Entries from a dataset:
########
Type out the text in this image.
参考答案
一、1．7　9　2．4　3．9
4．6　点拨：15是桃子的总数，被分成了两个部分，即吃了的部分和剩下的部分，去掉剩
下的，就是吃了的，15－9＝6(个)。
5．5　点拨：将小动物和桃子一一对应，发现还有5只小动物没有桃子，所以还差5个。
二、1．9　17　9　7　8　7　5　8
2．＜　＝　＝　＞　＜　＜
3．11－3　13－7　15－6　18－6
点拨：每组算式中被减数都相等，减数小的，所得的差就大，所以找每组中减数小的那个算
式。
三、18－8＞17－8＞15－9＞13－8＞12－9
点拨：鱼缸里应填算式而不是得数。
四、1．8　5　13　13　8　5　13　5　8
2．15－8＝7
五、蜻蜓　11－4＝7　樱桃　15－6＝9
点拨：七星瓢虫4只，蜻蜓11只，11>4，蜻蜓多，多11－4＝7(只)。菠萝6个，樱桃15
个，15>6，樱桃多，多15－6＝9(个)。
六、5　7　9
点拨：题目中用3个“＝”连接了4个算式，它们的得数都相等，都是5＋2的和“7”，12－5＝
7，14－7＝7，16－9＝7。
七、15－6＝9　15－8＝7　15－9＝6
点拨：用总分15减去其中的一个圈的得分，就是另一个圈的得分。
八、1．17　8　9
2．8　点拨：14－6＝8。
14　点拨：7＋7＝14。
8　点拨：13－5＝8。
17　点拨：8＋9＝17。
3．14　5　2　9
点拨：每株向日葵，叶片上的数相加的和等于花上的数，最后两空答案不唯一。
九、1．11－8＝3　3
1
########
◆ Task to carry out ◆
Nothing should be left out: return all of the records exactly.

◆ Expected answer ◆
Type out the text in this image.
参考答案
一、1．7　9　2．4　3．9
4．6　点拨：15是桃子的总数，被分成了两个部分，即吃了的部分和剩下的部分，去掉剩
下的，就是吃了的，15－9＝6(个)。
5．5　点拨：将小动物和桃子一一对应，发现还有5只小动物没有桃子，所以还差5个。
二、1．9　17　9　7　8　7　5　8
2．＜　＝　＝　＞　＜　＜
3．11－3　13－7　15－6　18－6
点拨：每组算式中被减数都相等，减数小的，所得的差就大，所以找每组中减数小的那个算
式。
三、18－8＞17－8＞15－9＞13－8＞12－9
点拨：鱼缸里应填算式而不是得数。
四、1．8　5　13　13　8　5　13　5　8
2．15－8＝7
五、蜻蜓　11－4＝7　樱桃　15－6＝9
点拨：七星瓢虫4只，蜻蜓11只，11>4，蜻蜓多，多11－4＝7(只)。菠萝6个，樱桃15
个，15>6，樱桃多，多15－6＝9(个)。
六、5　7　9
点拨：题目中用3个“＝”连接了4个算式，它们的得数都相等，都是5＋2的和“7”，12－5＝
7，14－7＝7，16－9＝7。
七、15－6＝9　15－8＝7　15－9＝6
点拨：用总分15减去其中的一个圈的得分，就是另一个圈的得分。
八、1．17　8　9
2．8　点拨：14－6＝8。
14　点拨：7＋7＝14。
8　点拨：13－5＝8。
17　点拨：8＋9＝17。
3．14　5　2　9
点拨：每株向日葵，叶片上的数相加的和等于花上的数，最后两空答案不唯一。
九、1．11－8＝3　3
1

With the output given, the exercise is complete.